* Source data *
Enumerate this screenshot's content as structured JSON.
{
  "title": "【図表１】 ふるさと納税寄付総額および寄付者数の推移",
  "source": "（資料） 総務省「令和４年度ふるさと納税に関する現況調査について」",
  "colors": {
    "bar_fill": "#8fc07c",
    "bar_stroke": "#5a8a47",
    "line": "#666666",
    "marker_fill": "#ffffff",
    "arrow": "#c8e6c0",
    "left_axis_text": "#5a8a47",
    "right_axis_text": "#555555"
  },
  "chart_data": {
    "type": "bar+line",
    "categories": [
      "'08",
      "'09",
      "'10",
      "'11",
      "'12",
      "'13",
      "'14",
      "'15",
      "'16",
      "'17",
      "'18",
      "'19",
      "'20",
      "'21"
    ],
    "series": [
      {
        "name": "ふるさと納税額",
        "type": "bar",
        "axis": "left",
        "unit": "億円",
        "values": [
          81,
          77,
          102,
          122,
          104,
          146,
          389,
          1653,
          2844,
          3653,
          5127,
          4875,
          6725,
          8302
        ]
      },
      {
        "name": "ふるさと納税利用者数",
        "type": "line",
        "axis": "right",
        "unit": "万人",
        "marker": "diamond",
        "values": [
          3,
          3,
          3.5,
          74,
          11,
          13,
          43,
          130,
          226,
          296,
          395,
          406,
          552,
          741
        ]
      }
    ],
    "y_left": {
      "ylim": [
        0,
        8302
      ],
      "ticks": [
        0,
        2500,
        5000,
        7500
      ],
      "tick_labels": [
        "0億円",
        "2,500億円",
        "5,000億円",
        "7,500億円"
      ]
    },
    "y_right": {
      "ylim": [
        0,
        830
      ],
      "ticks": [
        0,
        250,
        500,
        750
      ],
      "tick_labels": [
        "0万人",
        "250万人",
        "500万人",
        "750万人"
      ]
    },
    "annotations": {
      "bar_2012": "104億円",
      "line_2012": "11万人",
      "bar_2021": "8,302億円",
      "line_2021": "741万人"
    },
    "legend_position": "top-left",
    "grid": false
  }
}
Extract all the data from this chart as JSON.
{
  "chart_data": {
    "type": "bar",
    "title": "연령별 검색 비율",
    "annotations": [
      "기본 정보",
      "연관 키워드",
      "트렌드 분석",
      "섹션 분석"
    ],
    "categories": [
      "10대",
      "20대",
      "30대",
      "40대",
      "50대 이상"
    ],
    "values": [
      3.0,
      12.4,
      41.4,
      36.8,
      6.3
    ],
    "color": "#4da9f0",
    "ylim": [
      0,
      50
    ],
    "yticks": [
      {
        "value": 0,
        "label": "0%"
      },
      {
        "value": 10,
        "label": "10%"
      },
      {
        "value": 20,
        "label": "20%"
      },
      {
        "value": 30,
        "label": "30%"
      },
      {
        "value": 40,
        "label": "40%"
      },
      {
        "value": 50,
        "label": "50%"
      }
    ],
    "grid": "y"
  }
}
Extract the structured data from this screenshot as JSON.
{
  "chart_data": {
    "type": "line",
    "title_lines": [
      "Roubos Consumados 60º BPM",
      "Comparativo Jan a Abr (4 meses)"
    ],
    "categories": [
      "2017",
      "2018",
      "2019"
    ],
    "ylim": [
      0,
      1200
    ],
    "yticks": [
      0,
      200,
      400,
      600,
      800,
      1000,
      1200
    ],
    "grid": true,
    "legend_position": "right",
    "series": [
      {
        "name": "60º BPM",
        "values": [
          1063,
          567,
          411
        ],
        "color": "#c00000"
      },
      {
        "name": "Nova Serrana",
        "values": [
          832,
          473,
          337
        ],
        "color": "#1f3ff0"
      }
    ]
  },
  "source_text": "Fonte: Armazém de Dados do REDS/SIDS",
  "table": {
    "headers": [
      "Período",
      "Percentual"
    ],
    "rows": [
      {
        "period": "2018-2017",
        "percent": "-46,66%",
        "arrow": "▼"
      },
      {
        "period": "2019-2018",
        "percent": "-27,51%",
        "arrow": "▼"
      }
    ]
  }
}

* Short task *
Your answer should be a single number: the count of lines containing the word "JSON".

* The answer *
3